- _SHORT TASK_:
Show all lines of the listing that hold the word "frac".
**** AVAILABLE DATA
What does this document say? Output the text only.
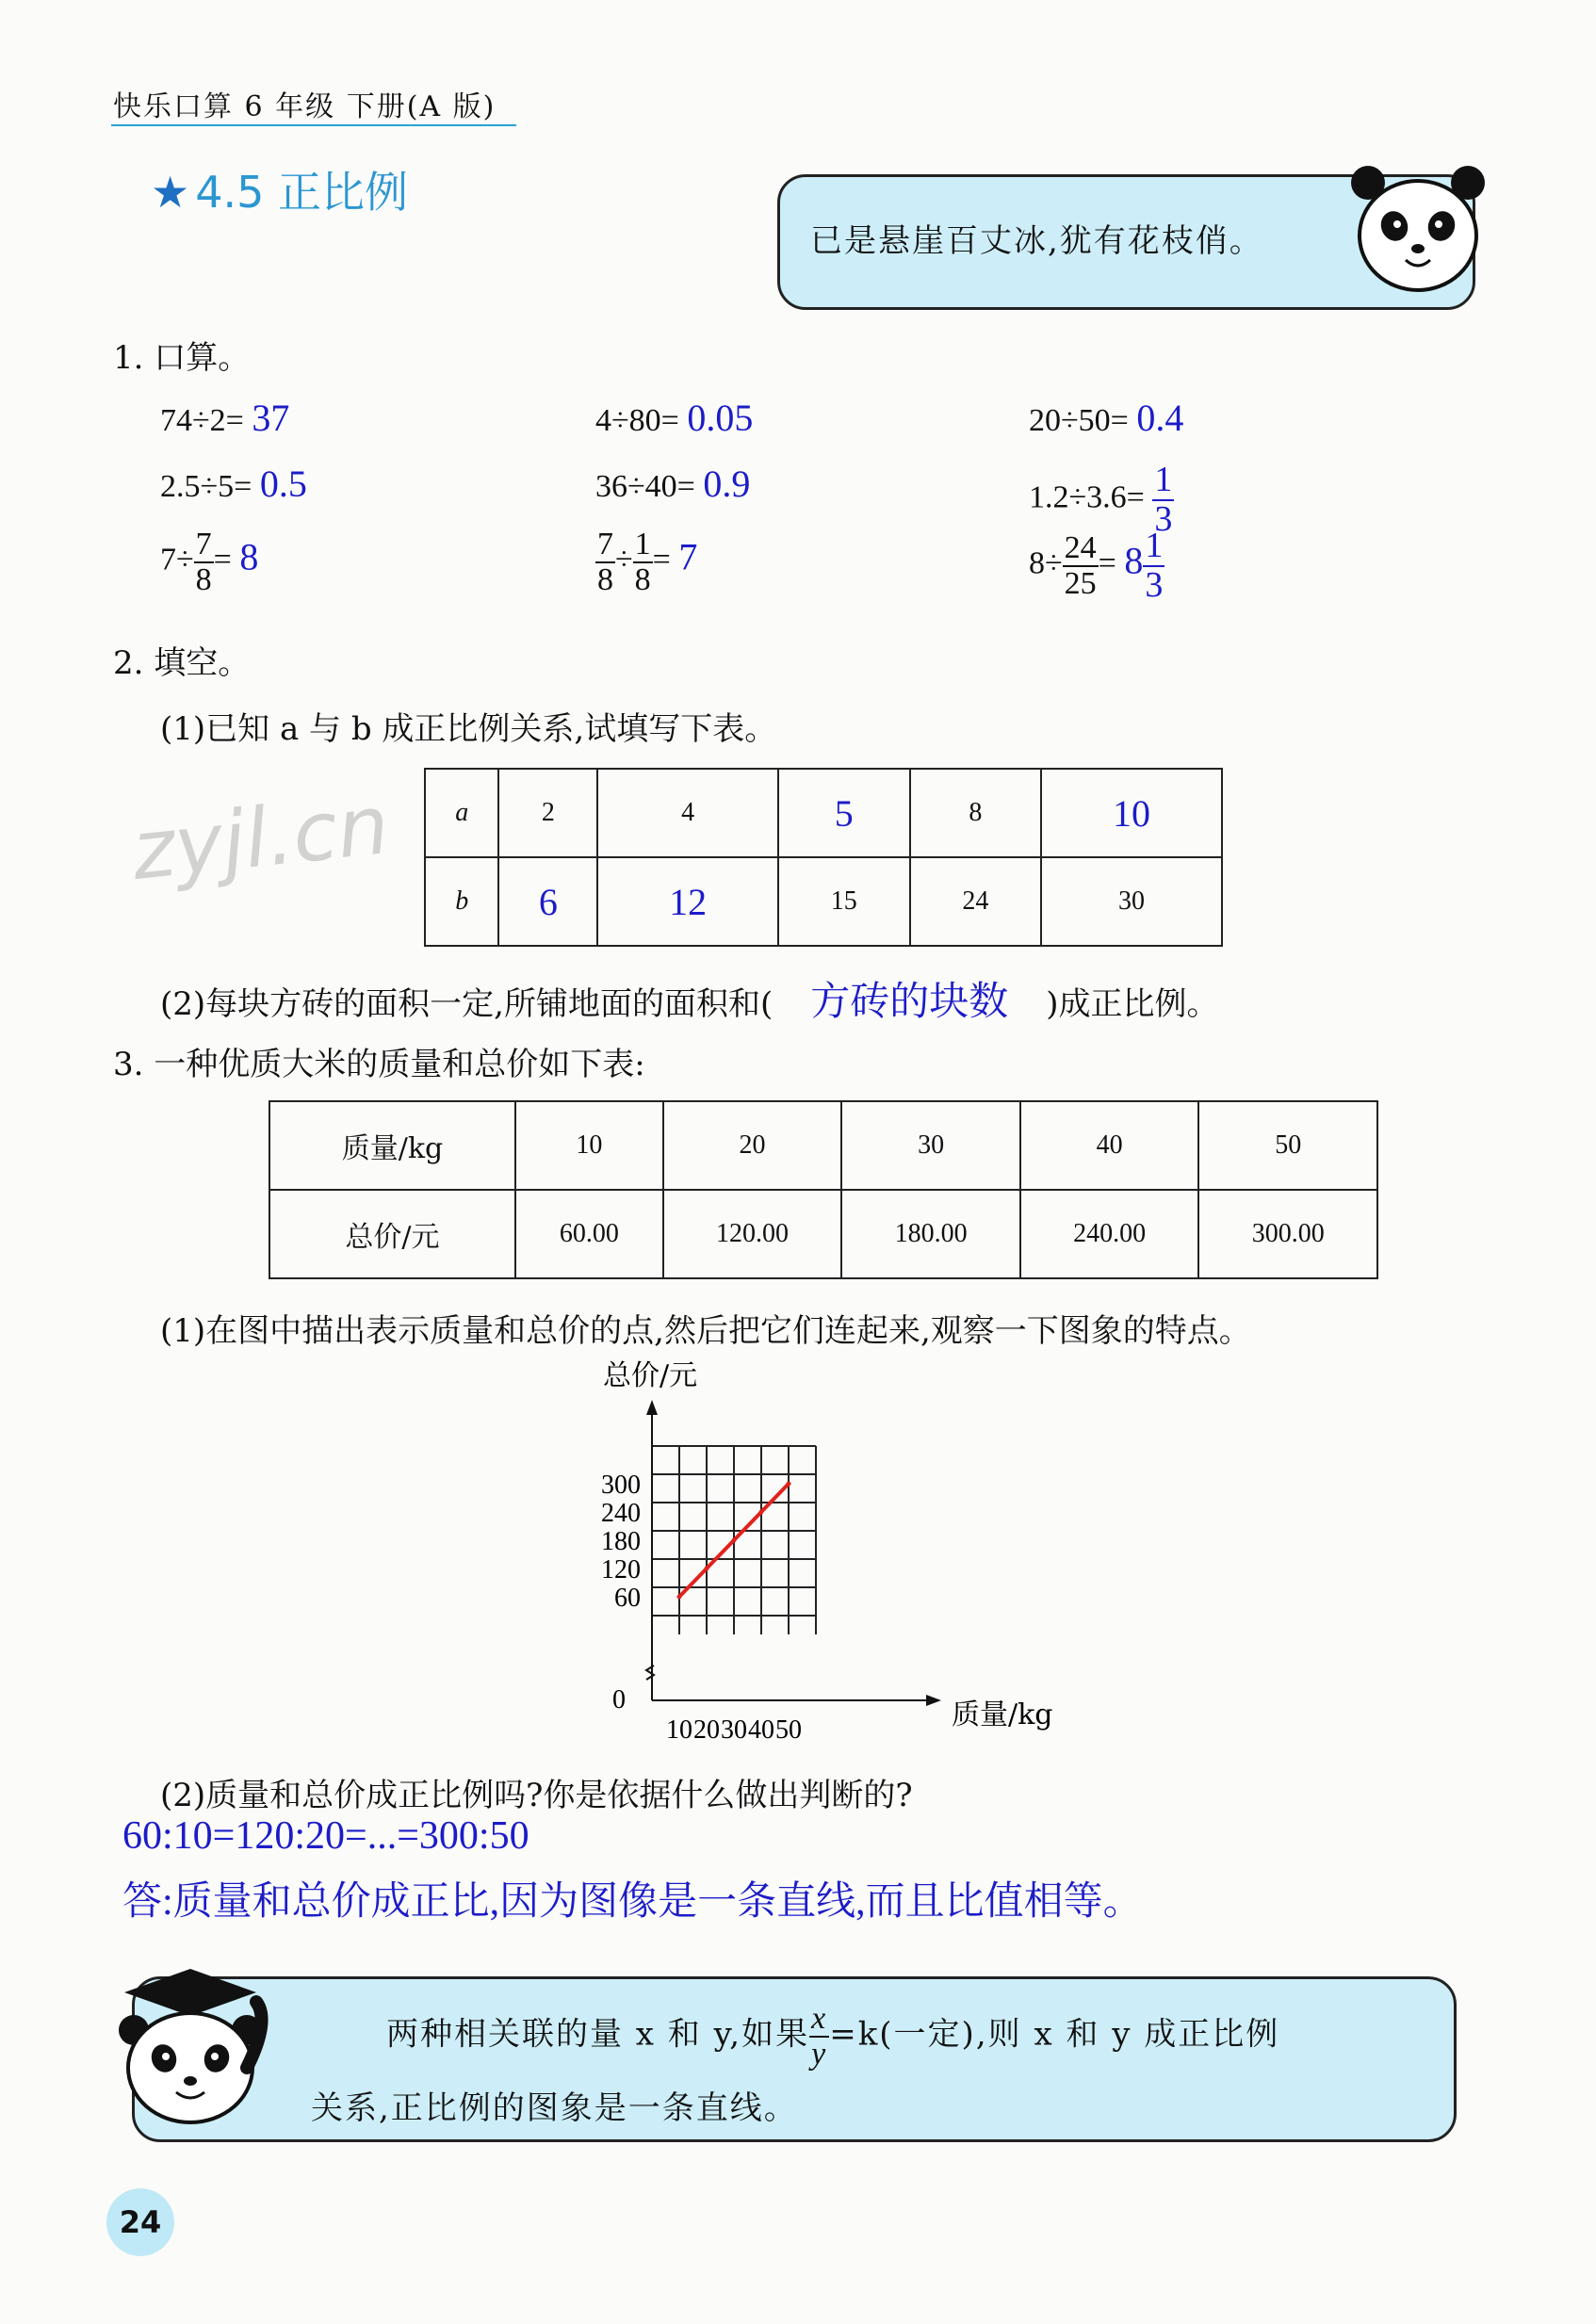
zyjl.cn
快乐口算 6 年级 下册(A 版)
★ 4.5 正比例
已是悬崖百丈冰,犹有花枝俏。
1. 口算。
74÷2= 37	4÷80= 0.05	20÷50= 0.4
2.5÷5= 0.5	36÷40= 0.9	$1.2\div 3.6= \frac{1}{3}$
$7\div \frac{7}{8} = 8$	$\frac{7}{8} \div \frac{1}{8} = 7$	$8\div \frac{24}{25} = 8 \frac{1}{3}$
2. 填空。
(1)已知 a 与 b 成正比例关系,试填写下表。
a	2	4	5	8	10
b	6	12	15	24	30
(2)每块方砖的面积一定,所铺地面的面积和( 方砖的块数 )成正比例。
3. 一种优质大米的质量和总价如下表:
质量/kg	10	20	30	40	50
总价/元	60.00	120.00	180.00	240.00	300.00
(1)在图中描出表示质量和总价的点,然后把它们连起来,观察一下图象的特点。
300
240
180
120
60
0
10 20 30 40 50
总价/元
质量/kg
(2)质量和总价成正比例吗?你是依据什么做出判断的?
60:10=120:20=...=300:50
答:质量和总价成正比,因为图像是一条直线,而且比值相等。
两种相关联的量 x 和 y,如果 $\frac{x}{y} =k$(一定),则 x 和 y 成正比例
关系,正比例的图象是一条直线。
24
********
- _ANSWER FOR THIS EXERCISE_:
2.5÷5= 0.5	36÷40= 0.9	$1.2\div 3.6= \frac{1}{3}$
$7\div \frac{7}{8} = 8$	$\frac{7}{8} \div \frac{1}{8} = 7$	$8\div \frac{24}{25} = 8 \frac{1}{3}$
两种相关联的量 x 和 y,如果 $\frac{x}{y} =k$(一定),则 x 和 y 成正比例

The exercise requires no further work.